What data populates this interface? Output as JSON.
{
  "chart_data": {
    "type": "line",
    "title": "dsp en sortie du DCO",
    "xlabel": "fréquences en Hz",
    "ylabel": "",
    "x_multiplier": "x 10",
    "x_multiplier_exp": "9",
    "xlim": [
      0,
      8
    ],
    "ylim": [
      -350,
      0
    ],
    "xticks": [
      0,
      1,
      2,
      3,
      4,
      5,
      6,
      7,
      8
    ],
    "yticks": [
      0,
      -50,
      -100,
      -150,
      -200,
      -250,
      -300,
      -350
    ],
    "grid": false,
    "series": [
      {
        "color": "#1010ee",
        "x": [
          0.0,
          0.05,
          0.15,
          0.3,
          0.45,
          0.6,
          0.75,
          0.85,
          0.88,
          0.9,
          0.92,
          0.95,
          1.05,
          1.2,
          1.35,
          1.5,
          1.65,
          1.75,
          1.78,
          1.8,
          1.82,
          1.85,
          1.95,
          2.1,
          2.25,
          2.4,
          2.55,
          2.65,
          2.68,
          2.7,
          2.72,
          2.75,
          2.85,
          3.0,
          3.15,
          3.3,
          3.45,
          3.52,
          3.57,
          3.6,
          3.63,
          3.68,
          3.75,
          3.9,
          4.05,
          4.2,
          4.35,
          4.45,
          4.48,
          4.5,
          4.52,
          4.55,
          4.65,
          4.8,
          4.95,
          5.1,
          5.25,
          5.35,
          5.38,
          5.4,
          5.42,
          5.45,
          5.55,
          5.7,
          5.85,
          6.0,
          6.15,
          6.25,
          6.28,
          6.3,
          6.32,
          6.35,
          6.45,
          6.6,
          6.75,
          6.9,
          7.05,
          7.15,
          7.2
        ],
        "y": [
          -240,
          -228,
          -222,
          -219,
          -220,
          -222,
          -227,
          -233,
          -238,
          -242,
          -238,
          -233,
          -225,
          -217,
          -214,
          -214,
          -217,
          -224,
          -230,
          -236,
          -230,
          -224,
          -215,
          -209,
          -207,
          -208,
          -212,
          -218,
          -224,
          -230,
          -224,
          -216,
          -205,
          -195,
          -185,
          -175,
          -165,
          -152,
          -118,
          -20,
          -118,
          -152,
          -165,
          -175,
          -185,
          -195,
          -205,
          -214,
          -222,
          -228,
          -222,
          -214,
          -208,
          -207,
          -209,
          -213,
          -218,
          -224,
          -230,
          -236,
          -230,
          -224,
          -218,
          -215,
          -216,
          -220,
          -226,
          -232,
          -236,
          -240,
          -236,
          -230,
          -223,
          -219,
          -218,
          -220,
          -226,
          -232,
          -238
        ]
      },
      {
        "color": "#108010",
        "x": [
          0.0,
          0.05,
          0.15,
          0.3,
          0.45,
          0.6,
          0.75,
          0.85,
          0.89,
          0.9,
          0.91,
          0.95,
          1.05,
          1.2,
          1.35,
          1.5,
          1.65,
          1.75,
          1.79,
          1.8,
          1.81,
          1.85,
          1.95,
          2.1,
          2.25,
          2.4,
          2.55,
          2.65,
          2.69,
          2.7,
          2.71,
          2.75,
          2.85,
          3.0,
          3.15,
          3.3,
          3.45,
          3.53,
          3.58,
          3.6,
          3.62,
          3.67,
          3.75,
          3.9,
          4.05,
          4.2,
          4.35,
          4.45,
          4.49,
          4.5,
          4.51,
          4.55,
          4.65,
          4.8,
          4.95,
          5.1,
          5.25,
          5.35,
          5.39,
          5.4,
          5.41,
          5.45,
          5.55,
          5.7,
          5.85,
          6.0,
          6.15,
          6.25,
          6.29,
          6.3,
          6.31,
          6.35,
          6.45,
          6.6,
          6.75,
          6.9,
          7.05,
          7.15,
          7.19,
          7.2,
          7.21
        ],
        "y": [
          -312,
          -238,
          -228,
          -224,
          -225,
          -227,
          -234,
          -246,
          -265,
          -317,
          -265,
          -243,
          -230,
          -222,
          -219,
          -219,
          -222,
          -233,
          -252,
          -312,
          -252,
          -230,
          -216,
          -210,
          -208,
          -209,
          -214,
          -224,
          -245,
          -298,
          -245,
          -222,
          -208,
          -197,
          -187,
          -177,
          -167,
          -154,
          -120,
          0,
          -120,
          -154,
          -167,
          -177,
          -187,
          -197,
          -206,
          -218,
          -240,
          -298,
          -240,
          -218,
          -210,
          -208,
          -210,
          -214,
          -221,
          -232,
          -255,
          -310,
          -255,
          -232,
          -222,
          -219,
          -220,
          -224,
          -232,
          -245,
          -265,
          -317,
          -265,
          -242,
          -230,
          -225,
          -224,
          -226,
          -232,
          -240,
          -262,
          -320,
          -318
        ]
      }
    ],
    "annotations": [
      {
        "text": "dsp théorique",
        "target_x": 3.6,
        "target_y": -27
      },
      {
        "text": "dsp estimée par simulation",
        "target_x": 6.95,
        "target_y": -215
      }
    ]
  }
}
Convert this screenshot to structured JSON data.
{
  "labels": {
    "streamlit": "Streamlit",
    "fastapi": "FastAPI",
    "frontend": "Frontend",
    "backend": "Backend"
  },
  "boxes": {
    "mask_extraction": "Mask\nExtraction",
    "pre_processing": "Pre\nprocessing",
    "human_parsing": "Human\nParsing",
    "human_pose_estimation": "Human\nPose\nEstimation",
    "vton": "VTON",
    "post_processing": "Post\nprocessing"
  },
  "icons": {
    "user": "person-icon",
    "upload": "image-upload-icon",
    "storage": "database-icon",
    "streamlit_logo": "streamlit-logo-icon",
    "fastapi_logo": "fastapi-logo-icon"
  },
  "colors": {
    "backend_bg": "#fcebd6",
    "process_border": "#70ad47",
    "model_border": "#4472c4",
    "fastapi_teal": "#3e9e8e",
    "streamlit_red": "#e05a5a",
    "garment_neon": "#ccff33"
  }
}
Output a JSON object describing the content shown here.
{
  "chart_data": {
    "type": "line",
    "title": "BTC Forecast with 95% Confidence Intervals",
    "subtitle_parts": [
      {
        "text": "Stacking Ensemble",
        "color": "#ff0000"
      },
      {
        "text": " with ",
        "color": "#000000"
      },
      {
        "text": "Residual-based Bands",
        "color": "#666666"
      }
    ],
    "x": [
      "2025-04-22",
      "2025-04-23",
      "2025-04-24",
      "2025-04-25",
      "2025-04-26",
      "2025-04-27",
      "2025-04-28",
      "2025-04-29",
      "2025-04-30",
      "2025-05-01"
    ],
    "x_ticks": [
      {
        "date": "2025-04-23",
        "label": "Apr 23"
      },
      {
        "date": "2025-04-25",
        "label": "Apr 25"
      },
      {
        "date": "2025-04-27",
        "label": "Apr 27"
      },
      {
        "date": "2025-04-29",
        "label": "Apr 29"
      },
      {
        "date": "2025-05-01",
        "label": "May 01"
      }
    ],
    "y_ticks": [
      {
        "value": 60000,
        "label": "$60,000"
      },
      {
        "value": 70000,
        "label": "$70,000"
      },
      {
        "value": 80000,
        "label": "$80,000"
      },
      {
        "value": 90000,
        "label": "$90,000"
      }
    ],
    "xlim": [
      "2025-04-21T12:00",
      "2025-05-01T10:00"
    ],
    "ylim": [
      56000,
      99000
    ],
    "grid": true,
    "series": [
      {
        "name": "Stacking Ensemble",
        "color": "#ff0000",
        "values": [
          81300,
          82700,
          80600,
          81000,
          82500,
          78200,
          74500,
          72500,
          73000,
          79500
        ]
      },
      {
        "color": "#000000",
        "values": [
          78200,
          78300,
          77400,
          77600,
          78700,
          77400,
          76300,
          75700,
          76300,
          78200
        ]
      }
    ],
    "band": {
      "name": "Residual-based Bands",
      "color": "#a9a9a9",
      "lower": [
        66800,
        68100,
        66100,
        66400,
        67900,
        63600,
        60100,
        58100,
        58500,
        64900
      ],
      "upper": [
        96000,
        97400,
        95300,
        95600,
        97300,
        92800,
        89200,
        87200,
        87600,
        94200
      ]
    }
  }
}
--
• _To do_: Copy out every line from the material above in which the word "nprocessing" appears.

• _Response below_:
    "pre_processing": "Pre\nprocessing",
    "post_processing": "Post\nprocessing"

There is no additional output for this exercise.